[Start]
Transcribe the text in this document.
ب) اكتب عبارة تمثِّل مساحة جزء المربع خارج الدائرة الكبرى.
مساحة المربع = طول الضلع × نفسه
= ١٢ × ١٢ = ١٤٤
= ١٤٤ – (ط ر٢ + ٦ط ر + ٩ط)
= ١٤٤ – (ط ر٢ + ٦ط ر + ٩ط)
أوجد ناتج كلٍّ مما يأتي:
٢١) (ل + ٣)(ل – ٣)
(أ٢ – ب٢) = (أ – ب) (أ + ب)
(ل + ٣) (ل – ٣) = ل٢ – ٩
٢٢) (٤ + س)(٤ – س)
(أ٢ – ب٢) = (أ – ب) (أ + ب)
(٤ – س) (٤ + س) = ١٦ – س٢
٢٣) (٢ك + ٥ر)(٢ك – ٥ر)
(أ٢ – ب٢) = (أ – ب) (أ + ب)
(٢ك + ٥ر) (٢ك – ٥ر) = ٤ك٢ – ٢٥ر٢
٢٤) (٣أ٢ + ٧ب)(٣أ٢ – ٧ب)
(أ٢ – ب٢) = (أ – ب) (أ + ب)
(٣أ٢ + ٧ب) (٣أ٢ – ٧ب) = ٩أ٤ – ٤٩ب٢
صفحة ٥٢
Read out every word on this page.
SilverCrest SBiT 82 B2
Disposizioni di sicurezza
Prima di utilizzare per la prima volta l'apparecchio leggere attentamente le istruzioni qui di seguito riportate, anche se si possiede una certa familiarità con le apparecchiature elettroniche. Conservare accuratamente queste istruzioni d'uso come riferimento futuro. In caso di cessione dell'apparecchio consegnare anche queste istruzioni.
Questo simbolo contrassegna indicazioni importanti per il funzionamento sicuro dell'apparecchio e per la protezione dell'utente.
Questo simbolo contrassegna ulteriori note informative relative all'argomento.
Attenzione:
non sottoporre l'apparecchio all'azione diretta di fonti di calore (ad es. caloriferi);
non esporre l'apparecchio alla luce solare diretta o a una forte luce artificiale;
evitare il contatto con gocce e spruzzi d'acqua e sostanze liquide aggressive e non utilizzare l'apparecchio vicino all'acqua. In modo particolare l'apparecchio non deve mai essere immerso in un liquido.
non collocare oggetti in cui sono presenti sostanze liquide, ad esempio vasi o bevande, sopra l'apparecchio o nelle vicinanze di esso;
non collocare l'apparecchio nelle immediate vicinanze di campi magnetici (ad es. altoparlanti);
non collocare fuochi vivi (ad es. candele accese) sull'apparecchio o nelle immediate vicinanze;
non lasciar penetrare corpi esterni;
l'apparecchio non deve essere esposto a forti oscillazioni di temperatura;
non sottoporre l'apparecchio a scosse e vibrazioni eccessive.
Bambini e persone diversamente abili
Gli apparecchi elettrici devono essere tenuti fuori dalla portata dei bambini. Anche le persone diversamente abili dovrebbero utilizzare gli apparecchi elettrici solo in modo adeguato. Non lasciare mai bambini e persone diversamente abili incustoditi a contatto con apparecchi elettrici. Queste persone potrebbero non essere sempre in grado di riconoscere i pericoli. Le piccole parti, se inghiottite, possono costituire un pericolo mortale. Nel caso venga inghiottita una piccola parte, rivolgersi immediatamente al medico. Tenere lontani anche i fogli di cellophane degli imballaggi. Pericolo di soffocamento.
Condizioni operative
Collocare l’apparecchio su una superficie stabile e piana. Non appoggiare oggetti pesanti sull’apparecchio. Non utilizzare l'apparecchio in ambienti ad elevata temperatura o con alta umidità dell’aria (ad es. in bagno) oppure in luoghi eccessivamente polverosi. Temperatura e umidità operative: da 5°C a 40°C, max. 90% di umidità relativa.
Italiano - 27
[End]
◆ What you should do ◆
From the material above, copy each line that includes the word "temperatura".

◆ The output ◆
l'apparecchio non deve essere esposto a forti oscillazioni di temperatura;
Collocare l’apparecchio su una superficie stabile e piana. Non appoggiare oggetti pesanti sull’apparecchio. Non utilizzare l'apparecchio in ambienti ad elevata temperatura o con alta umidità dell’aria (ad es. in bagno) oppure in luoghi eccessivamente polverosi. Temperatura e umidità operative: da 5°C a 40°C, max. 90% di umidità relativa.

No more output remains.